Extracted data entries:
— start —

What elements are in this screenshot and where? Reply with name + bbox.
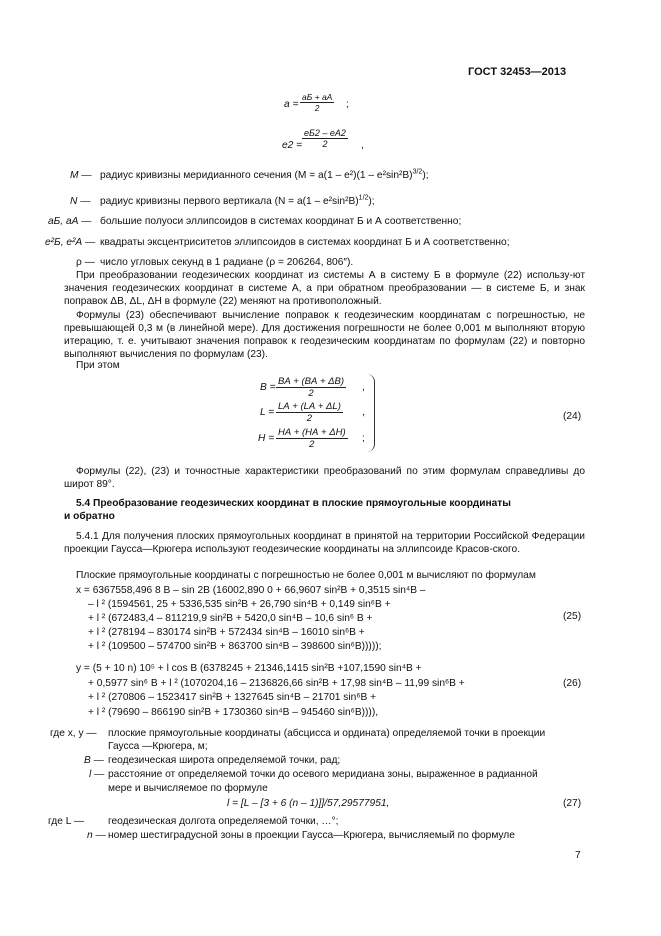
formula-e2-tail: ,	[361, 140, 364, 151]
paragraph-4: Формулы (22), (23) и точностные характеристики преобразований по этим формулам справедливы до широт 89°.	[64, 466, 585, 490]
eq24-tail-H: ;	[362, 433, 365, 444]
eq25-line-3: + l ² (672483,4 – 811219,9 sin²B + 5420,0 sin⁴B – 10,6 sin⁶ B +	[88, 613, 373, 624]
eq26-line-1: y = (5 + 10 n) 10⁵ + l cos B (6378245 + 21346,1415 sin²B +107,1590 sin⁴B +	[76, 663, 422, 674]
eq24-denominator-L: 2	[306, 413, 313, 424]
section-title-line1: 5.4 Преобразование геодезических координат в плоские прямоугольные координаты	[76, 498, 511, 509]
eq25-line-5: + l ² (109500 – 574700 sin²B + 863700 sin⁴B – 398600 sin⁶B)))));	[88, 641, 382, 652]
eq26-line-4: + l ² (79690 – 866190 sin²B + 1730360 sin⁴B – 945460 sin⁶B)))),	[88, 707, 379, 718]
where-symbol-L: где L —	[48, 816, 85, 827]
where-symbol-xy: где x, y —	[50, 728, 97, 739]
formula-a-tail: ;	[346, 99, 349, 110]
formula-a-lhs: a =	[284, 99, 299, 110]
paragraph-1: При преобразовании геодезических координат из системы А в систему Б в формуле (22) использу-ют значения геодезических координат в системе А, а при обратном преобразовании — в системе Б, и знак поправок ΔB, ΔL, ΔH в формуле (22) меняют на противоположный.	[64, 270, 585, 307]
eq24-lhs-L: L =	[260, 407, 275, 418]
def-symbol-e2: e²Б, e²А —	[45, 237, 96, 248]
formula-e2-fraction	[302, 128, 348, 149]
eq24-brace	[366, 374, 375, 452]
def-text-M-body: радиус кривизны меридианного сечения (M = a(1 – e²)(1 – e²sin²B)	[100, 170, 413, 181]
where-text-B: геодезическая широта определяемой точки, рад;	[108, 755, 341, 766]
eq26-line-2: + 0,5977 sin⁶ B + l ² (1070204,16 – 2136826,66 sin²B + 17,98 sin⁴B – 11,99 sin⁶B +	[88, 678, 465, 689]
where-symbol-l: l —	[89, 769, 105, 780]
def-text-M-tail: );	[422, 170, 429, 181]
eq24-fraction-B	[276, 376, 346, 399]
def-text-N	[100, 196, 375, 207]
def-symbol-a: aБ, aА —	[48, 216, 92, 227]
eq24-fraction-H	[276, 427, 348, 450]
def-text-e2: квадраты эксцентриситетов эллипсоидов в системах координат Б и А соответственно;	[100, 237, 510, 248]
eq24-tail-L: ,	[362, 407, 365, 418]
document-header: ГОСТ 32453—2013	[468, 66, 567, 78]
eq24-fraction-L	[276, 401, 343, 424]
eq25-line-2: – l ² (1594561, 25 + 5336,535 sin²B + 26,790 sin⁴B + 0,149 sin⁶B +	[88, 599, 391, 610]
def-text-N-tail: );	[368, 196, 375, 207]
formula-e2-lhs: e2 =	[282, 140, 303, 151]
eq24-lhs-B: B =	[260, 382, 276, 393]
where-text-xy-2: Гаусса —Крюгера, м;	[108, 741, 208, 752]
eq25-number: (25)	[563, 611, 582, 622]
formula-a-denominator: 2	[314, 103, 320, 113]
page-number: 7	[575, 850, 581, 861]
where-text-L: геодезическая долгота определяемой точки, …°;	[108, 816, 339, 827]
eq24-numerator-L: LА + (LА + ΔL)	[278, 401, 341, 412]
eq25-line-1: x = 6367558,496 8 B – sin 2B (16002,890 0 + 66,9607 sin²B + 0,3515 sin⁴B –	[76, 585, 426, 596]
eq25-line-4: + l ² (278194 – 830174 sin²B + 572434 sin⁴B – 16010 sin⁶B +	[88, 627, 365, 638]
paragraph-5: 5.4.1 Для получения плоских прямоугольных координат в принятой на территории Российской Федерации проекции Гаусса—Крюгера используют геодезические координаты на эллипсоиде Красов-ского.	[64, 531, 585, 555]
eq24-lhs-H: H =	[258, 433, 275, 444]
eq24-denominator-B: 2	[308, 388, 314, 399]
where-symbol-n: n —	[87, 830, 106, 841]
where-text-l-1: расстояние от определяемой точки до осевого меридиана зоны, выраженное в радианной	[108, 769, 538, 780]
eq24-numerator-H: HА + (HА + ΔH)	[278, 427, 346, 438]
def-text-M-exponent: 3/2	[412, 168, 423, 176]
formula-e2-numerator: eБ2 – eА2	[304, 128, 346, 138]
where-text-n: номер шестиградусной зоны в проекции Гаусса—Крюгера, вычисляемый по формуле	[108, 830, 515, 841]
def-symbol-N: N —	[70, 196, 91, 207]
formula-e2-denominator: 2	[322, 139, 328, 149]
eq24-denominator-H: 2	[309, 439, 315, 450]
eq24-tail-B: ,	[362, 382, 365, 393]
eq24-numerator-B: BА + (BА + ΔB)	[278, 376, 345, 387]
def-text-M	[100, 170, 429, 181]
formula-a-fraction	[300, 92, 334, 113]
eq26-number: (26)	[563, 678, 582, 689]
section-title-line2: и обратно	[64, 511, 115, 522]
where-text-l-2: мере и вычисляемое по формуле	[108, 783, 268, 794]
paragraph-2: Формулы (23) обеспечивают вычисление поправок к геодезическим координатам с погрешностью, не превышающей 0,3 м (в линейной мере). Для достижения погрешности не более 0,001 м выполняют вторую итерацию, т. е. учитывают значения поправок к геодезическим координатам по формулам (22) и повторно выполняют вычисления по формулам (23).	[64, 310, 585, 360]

— end —

**Short problem**: Reproduce the lines of the records verbatim, beginning at the line that contains "140, 364, 151]" and ending with the line that contains "413, 313, 424]".

**Expected output**:
formula-e2-tail: ,	[361, 140, 364, 151]
paragraph-4: Формулы (22), (23) и точностные характеристики преобразований по этим формулам справедливы до широт 89°.	[64, 466, 585, 490]
eq24-tail-H: ;	[362, 433, 365, 444]
eq25-line-3: + l ² (672483,4 – 811219,9 sin²B + 5420,0 sin⁴B – 10,6 sin⁶ B +	[88, 613, 373, 624]
eq26-line-1: y = (5 + 10 n) 10⁵ + l cos B (6378245 + 21346,1415 sin²B +107,1590 sin⁴B +	[76, 663, 422, 674]
eq24-denominator-L: 2	[306, 413, 313, 424]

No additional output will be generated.